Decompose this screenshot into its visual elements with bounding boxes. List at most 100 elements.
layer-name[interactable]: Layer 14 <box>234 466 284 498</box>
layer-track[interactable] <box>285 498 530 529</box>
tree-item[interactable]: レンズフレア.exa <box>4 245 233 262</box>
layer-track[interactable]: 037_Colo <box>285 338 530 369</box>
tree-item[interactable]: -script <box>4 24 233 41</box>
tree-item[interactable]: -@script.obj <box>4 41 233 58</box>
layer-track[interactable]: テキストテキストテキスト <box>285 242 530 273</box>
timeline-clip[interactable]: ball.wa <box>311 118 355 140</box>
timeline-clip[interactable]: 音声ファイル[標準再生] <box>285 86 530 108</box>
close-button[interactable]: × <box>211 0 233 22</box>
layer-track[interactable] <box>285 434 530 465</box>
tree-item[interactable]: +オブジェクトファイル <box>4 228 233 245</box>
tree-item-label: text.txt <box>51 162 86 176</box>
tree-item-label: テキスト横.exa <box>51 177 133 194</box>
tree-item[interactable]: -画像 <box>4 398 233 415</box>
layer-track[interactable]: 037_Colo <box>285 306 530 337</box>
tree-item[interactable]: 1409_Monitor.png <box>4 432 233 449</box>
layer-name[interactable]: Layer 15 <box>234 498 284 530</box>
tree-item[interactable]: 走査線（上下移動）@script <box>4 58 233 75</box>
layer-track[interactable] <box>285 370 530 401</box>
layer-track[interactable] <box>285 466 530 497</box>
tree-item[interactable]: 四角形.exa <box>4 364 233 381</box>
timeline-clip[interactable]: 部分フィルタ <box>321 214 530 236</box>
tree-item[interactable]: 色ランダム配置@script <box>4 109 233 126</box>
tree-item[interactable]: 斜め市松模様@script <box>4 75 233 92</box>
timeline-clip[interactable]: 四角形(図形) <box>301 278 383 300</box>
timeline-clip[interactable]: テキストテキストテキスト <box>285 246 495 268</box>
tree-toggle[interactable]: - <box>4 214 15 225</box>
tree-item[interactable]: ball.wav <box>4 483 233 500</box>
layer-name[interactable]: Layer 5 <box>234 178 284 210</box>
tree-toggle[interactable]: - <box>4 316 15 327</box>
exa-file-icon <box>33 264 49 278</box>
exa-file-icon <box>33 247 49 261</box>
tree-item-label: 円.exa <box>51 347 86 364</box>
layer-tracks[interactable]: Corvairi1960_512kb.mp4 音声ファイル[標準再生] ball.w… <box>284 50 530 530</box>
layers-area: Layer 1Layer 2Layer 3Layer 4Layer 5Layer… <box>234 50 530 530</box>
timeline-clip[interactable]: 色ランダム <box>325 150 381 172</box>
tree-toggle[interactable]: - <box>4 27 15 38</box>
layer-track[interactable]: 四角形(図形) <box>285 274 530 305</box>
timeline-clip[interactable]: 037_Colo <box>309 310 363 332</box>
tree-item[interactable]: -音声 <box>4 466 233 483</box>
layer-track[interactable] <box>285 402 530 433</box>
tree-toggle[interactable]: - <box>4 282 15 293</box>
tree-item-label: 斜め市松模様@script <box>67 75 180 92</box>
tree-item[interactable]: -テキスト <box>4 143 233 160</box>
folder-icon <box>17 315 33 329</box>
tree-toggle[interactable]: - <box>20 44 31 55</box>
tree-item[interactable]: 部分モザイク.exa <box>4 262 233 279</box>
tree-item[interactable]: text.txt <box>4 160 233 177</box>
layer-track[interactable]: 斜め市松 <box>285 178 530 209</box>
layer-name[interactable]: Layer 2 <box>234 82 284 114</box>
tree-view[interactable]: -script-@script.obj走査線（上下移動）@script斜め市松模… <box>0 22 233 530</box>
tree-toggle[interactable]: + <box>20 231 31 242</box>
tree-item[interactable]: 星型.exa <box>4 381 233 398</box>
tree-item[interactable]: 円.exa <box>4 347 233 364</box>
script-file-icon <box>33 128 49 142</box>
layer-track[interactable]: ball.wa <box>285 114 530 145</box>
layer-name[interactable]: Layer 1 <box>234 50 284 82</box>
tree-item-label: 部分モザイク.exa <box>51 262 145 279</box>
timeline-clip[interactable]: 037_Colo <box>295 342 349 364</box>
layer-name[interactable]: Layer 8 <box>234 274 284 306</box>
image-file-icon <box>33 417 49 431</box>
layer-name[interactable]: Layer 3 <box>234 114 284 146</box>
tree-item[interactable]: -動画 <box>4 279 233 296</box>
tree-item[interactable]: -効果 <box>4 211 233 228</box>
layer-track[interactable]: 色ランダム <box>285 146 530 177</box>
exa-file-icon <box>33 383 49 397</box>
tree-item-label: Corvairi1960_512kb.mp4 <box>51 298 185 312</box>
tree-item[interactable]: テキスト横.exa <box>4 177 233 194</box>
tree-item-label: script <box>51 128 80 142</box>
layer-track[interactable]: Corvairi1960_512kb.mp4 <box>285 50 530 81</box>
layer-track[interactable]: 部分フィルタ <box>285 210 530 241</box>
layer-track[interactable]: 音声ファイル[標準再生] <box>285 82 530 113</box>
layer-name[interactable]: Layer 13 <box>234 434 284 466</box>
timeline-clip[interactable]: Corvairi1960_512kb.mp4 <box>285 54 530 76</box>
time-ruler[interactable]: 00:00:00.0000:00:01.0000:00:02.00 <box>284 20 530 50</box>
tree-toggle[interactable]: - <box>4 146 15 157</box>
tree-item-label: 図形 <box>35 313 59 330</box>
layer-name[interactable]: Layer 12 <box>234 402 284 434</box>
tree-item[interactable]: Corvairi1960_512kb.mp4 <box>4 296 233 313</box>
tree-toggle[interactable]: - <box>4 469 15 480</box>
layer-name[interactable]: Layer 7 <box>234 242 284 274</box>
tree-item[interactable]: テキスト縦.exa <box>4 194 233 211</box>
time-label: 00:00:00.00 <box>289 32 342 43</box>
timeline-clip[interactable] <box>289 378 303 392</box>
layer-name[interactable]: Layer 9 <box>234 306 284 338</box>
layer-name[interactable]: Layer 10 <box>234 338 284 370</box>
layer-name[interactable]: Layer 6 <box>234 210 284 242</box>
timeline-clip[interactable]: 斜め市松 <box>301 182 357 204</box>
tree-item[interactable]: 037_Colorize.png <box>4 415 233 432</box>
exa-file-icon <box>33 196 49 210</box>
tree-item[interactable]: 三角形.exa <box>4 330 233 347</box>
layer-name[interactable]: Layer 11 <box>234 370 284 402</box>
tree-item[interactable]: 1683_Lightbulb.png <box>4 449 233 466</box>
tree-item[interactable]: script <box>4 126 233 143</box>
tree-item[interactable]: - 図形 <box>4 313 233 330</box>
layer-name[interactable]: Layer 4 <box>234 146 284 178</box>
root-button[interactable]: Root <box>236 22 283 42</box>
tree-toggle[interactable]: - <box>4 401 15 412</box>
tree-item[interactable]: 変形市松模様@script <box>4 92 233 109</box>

# Short problem
Return these lines verbatim, all of them from first to last.

# Answer
Decompose this screenshot into its visual elements with bounding boxes. List at most 100 elements.
layer-name[interactable]: Layer 14 <box>234 466 284 498</box>
layer-track[interactable] <box>285 498 530 529</box>
tree-item[interactable]: レンズフレア.exa <box>4 245 233 262</box>
layer-track[interactable]: 037_Colo <box>285 338 530 369</box>
tree-item[interactable]: -script <box>4 24 233 41</box>
tree-item[interactable]: -@script.obj <box>4 41 233 58</box>
layer-track[interactable]: テキストテキストテキスト <box>285 242 530 273</box>
timeline-clip[interactable]: ball.wa <box>311 118 355 140</box>
timeline-clip[interactable]: 音声ファイル[標準再生] <box>285 86 530 108</box>
close-button[interactable]: × <box>211 0 233 22</box>
layer-track[interactable] <box>285 434 530 465</box>
tree-item[interactable]: +オブジェクトファイル <box>4 228 233 245</box>
tree-item-label: text.txt <box>51 162 86 176</box>
tree-item-label: テキスト横.exa <box>51 177 133 194</box>
tree-item[interactable]: -画像 <box>4 398 233 415</box>
layer-track[interactable]: 037_Colo <box>285 306 530 337</box>
tree-item[interactable]: 1409_Monitor.png <box>4 432 233 449</box>
layer-name[interactable]: Layer 15 <box>234 498 284 530</box>
tree-item[interactable]: 走査線（上下移動）@script <box>4 58 233 75</box>
layer-track[interactable] <box>285 370 530 401</box>
layer-track[interactable] <box>285 466 530 497</box>
tree-item[interactable]: 四角形.exa <box>4 364 233 381</box>
timeline-clip[interactable]: 部分フィルタ <box>321 214 530 236</box>
tree-item[interactable]: 色ランダム配置@script <box>4 109 233 126</box>
tree-item[interactable]: 斜め市松模様@script <box>4 75 233 92</box>
timeline-clip[interactable]: 四角形(図形) <box>301 278 383 300</box>
timeline-clip[interactable]: テキストテキストテキスト <box>285 246 495 268</box>
tree-toggle[interactable]: - <box>4 214 15 225</box>
tree-item[interactable]: ball.wav <box>4 483 233 500</box>
layer-name[interactable]: Layer 5 <box>234 178 284 210</box>
tree-toggle[interactable]: - <box>4 316 15 327</box>
exa-file-icon <box>33 264 49 278</box>
exa-file-icon <box>33 247 49 261</box>
tree-item-label: 円.exa <box>51 347 86 364</box>
layer-tracks[interactable]: Corvairi1960_512kb.mp4 音声ファイル[標準再生] ball.w… <box>284 50 530 530</box>
layers-area: Layer 1Layer 2Layer 3Layer 4Layer 5Layer… <box>234 50 530 530</box>
timeline-clip[interactable]: 色ランダム <box>325 150 381 172</box>
tree-toggle[interactable]: - <box>4 27 15 38</box>
layer-track[interactable]: 四角形(図形) <box>285 274 530 305</box>
timeline-clip[interactable]: 037_Colo <box>309 310 363 332</box>
tree-item[interactable]: -音声 <box>4 466 233 483</box>
layer-track[interactable] <box>285 402 530 433</box>
tree-toggle[interactable]: - <box>4 282 15 293</box>
tree-item-label: 斜め市松模様@script <box>67 75 180 92</box>
tree-item[interactable]: -テキスト <box>4 143 233 160</box>
folder-icon <box>17 315 33 329</box>
tree-toggle[interactable]: - <box>20 44 31 55</box>
tree-item[interactable]: 部分モザイク.exa <box>4 262 233 279</box>
tree-item[interactable]: text.txt <box>4 160 233 177</box>
layer-track[interactable]: 斜め市松 <box>285 178 530 209</box>
layer-name[interactable]: Layer 2 <box>234 82 284 114</box>
tree-view[interactable]: -script-@script.obj走査線（上下移動）@script斜め市松模… <box>0 22 233 530</box>
tree-toggle[interactable]: + <box>20 231 31 242</box>
tree-item[interactable]: 星型.exa <box>4 381 233 398</box>
tree-item[interactable]: 円.exa <box>4 347 233 364</box>
script-file-icon <box>33 128 49 142</box>
layer-track[interactable]: ball.wa <box>285 114 530 145</box>
layer-name[interactable]: Layer 1 <box>234 50 284 82</box>
tree-item-label: 部分モザイク.exa <box>51 262 145 279</box>
timeline-clip[interactable]: 037_Colo <box>295 342 349 364</box>
layer-name[interactable]: Layer 8 <box>234 274 284 306</box>
image-file-icon <box>33 417 49 431</box>
layer-name[interactable]: Layer 3 <box>234 114 284 146</box>
tree-item[interactable]: -動画 <box>4 279 233 296</box>
tree-item[interactable]: -効果 <box>4 211 233 228</box>
layer-track[interactable]: 色ランダム <box>285 146 530 177</box>
exa-file-icon <box>33 383 49 397</box>
tree-item-label: Corvairi1960_512kb.mp4 <box>51 298 185 312</box>
tree-item[interactable]: テキスト横.exa <box>4 177 233 194</box>
tree-item-label: script <box>51 128 80 142</box>
layer-track[interactable]: Corvairi1960_512kb.mp4 <box>285 50 530 81</box>
layer-track[interactable]: 部分フィルタ <box>285 210 530 241</box>
layer-track[interactable]: 音声ファイル[標準再生] <box>285 82 530 113</box>
layer-name[interactable]: Layer 13 <box>234 434 284 466</box>
timeline-clip[interactable]: Corvairi1960_512kb.mp4 <box>285 54 530 76</box>
time-ruler[interactable]: 00:00:00.0000:00:01.0000:00:02.00 <box>284 20 530 50</box>
tree-toggle[interactable]: - <box>4 146 15 157</box>
tree-item-label: 図形 <box>35 313 59 330</box>
layer-name[interactable]: Layer 12 <box>234 402 284 434</box>
tree-item[interactable]: Corvairi1960_512kb.mp4 <box>4 296 233 313</box>
tree-toggle[interactable]: - <box>4 469 15 480</box>
layer-name[interactable]: Layer 7 <box>234 242 284 274</box>
tree-item[interactable]: テキスト縦.exa <box>4 194 233 211</box>
time-label: 00:00:00.00 <box>289 32 342 43</box>
timeline-clip[interactable] <box>289 378 303 392</box>
layer-name[interactable]: Layer 9 <box>234 306 284 338</box>
layer-name[interactable]: Layer 10 <box>234 338 284 370</box>
layer-name[interactable]: Layer 6 <box>234 210 284 242</box>
timeline-clip[interactable]: 斜め市松 <box>301 182 357 204</box>
tree-item[interactable]: 037_Colorize.png <box>4 415 233 432</box>
exa-file-icon <box>33 196 49 210</box>
tree-item[interactable]: 三角形.exa <box>4 330 233 347</box>
layer-name[interactable]: Layer 11 <box>234 370 284 402</box>
tree-item[interactable]: 1683_Lightbulb.png <box>4 449 233 466</box>
tree-item[interactable]: script <box>4 126 233 143</box>
tree-item[interactable]: - 図形 <box>4 313 233 330</box>
layer-name[interactable]: Layer 4 <box>234 146 284 178</box>
root-button[interactable]: Root <box>236 22 283 42</box>
tree-toggle[interactable]: - <box>4 401 15 412</box>
tree-item[interactable]: 変形市松模様@script <box>4 92 233 109</box>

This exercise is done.